Given problem: Below are the records; copy each line in them that holds the word "ΠΑΤΡΩΝ".

::: Material provided

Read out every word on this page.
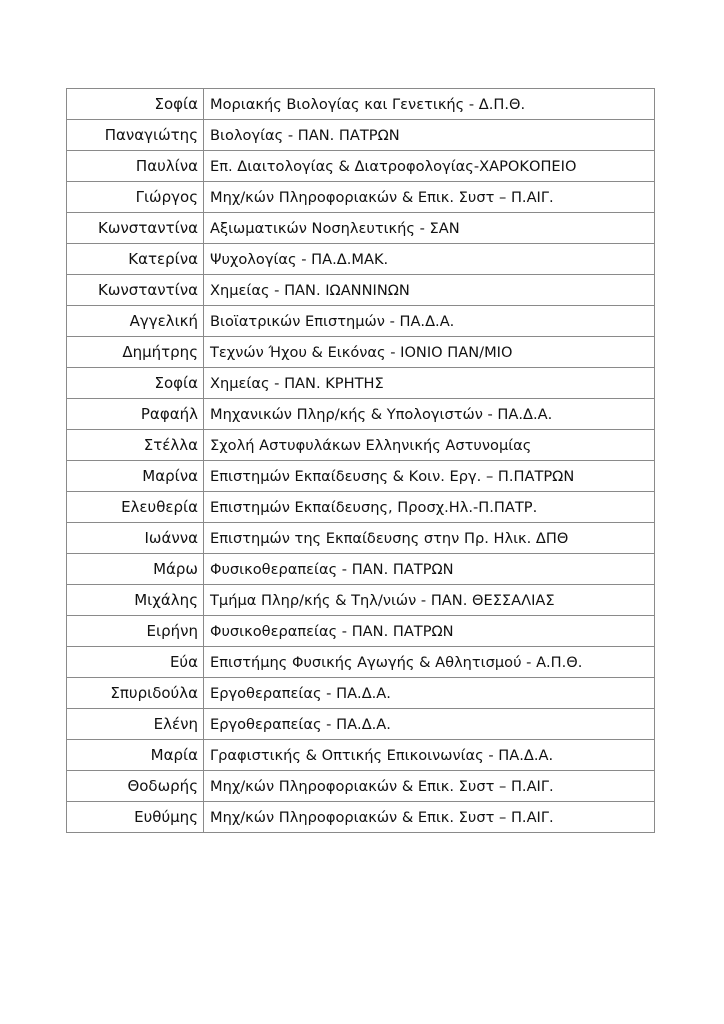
Σοφία	Μοριακής Βιολογίας και Γενετικής - Δ.Π.Θ.
Παναγιώτης	Βιολογίας - ΠΑΝ. ΠΑΤΡΩΝ
Παυλίνα	Επ. Διαιτολογίας & Διατροφολογίας-ΧΑΡΟΚΟΠΕΙΟ
Γιώργος	Μηχ/κών Πληροφοριακών & Επικ. Συστ – Π.ΑΙΓ.
Κωνσταντίνα	Αξιωματικών Νοσηλευτικής - ΣΑΝ
Κατερίνα	Ψυχολογίας - ΠΑ.Δ.ΜΑΚ.
Κωνσταντίνα	Χημείας - ΠΑΝ. ΙΩΑΝΝΙΝΩΝ
Αγγελική	Βιοϊατρικών Επιστημών - ΠΑ.Δ.Α.
Δημήτρης	Τεχνών Ήχου & Εικόνας - ΙΟΝΙΟ ΠΑΝ/ΜΙΟ
Σοφία	Χημείας - ΠΑΝ. ΚΡΗΤΗΣ
Ραφαήλ	Μηχανικών Πληρ/κής & Υπολογιστών - ΠΑ.Δ.Α.
Στέλλα	Σχολή Αστυφυλάκων Ελληνικής Αστυνομίας
Μαρίνα	Επιστημών Εκπαίδευσης & Κοιν. Εργ. – Π.ΠΑΤΡΩΝ
Ελευθερία	Επιστημών Εκπαίδευσης, Προσχ.Ηλ.-Π.ΠΑΤΡ.
Ιωάννα	Επιστημών της Εκπαίδευσης στην Πρ. Ηλικ. ΔΠΘ
Μάρω	Φυσικοθεραπείας - ΠΑΝ. ΠΑΤΡΩΝ
Μιχάλης	Τμήμα Πληρ/κής & Τηλ/νιών - ΠΑΝ. ΘΕΣΣΑΛΙΑΣ
Ειρήνη	Φυσικοθεραπείας - ΠΑΝ. ΠΑΤΡΩΝ
Εύα	Επιστήμης Φυσικής Αγωγής & Αθλητισμού - Α.Π.Θ.
Σπυριδούλα	Εργοθεραπείας - ΠΑ.Δ.Α.
Ελένη	Εργοθεραπείας - ΠΑ.Δ.Α.
Μαρία	Γραφιστικής & Οπτικής Επικοινωνίας - ΠΑ.Δ.Α.
Θοδωρής	Μηχ/κών Πληροφοριακών & Επικ. Συστ – Π.ΑΙΓ.
Ευθύμης	Μηχ/κών Πληροφοριακών & Επικ. Συστ – Π.ΑΙΓ.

::::::

Completed task:
Παναγιώτης	Βιολογίας - ΠΑΝ. ΠΑΤΡΩΝ
Μαρίνα	Επιστημών Εκπαίδευσης & Κοιν. Εργ. – Π.ΠΑΤΡΩΝ
Μάρω	Φυσικοθεραπείας - ΠΑΝ. ΠΑΤΡΩΝ
Ειρήνη	Φυσικοθεραπείας - ΠΑΝ. ΠΑΤΡΩΝ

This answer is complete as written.